Write out each record below exactly as it appears, with no pictures.

Stored dataset items:
◇ ◇ ◇ ◇

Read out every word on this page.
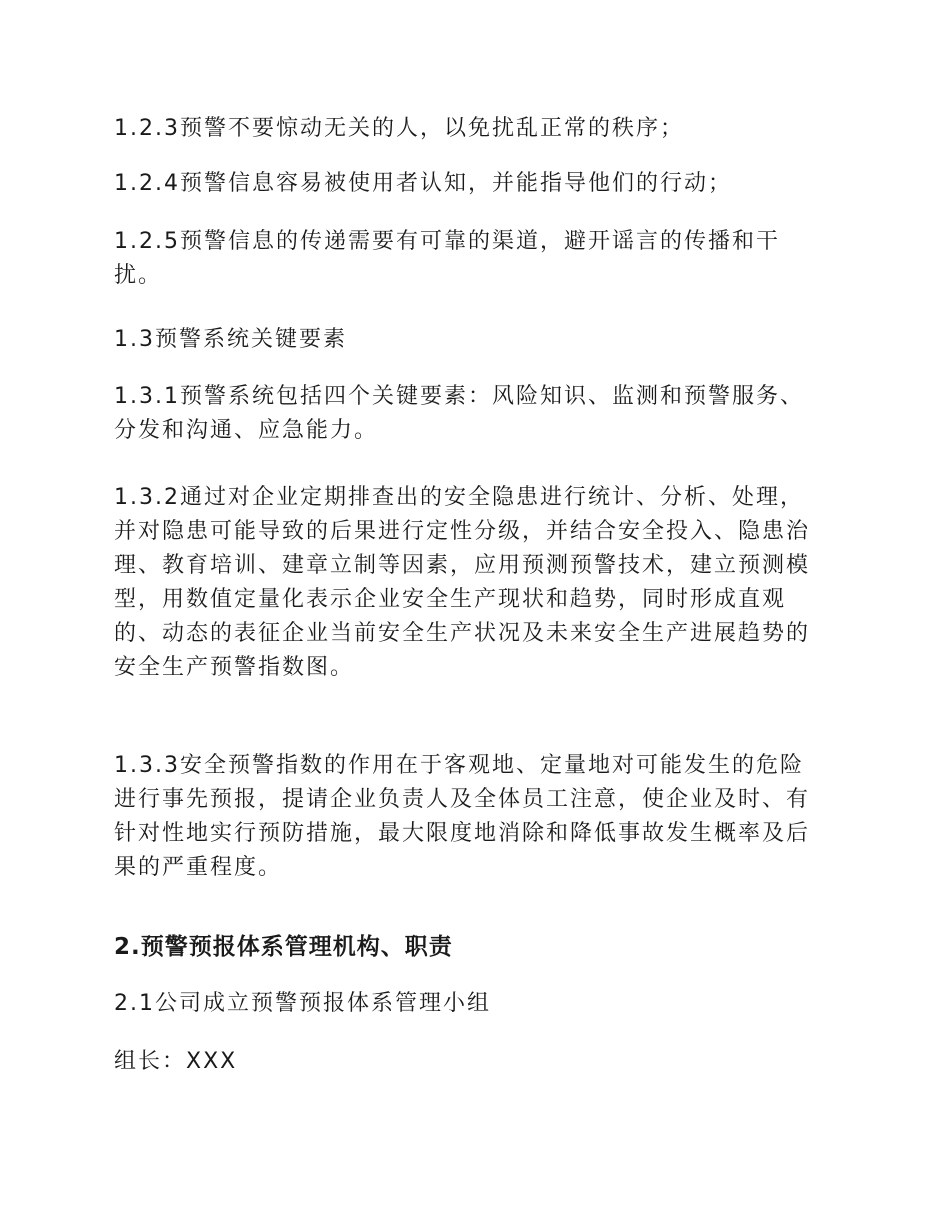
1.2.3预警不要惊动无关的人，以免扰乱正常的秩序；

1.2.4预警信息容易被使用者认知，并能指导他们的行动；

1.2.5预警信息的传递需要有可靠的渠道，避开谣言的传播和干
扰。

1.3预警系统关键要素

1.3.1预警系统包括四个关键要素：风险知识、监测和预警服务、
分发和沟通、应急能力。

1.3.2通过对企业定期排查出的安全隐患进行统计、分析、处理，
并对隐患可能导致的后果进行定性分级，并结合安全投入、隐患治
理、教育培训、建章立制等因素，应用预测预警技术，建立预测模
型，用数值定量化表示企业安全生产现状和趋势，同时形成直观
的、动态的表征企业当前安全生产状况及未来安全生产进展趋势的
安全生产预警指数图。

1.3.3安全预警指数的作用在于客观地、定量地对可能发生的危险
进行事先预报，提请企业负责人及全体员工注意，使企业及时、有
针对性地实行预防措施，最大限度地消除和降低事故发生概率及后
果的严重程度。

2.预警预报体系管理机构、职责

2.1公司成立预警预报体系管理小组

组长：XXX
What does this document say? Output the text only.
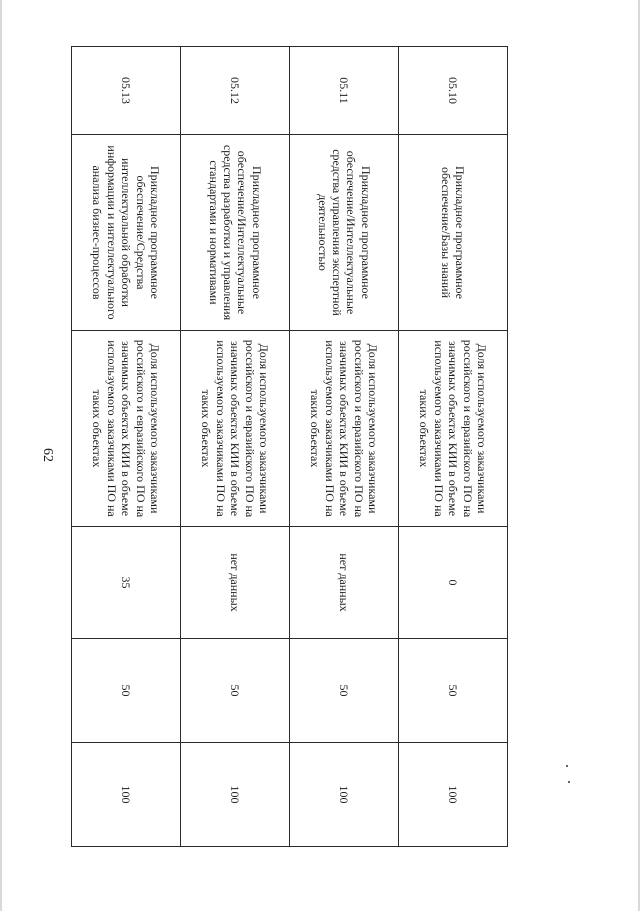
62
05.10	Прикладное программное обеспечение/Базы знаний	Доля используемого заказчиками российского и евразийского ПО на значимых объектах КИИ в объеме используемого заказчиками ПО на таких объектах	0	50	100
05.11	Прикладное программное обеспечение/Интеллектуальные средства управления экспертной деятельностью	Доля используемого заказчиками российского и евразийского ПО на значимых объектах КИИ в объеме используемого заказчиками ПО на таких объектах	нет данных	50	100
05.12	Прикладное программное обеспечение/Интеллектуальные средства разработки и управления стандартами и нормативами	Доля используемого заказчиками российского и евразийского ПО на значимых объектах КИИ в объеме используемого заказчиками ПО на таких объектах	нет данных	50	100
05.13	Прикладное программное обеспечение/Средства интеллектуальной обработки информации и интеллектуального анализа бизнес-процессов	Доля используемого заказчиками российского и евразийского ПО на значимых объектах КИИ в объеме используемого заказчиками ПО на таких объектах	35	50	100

◇ ◇ ◇ ◇

**Output of the exercise:**
Read out every word on this page.
1.2.3预警不要惊动无关的人，以免扰乱正常的秩序；

1.2.4预警信息容易被使用者认知，并能指导他们的行动；

1.2.5预警信息的传递需要有可靠的渠道，避开谣言的传播和干
扰。

1.3预警系统关键要素

1.3.1预警系统包括四个关键要素：风险知识、监测和预警服务、
分发和沟通、应急能力。

1.3.2通过对企业定期排查出的安全隐患进行统计、分析、处理，
并对隐患可能导致的后果进行定性分级，并结合安全投入、隐患治
理、教育培训、建章立制等因素，应用预测预警技术，建立预测模
型，用数值定量化表示企业安全生产现状和趋势，同时形成直观
的、动态的表征企业当前安全生产状况及未来安全生产进展趋势的
安全生产预警指数图。

1.3.3安全预警指数的作用在于客观地、定量地对可能发生的危险
进行事先预报，提请企业负责人及全体员工注意，使企业及时、有
针对性地实行预防措施，最大限度地消除和降低事故发生概率及后
果的严重程度。

2.预警预报体系管理机构、职责

2.1公司成立预警预报体系管理小组

组长：XXX
What does this document say? Output the text only.
62
05.10	Прикладное программное обеспечение/Базы знаний	Доля используемого заказчиками российского и евразийского ПО на значимых объектах КИИ в объеме используемого заказчиками ПО на таких объектах	0	50	100
05.11	Прикладное программное обеспечение/Интеллектуальные средства управления экспертной деятельностью	Доля используемого заказчиками российского и евразийского ПО на значимых объектах КИИ в объеме используемого заказчиками ПО на таких объектах	нет данных	50	100
05.12	Прикладное программное обеспечение/Интеллектуальные средства разработки и управления стандартами и нормативами	Доля используемого заказчиками российского и евразийского ПО на значимых объектах КИИ в объеме используемого заказчиками ПО на таких объектах	нет данных	50	100
05.13	Прикладное программное обеспечение/Средства интеллектуальной обработки информации и интеллектуального анализа бизнес-процессов	Доля используемого заказчиками российского и евразийского ПО на значимых объектах КИИ в объеме используемого заказчиками ПО на таких объектах	35	50	100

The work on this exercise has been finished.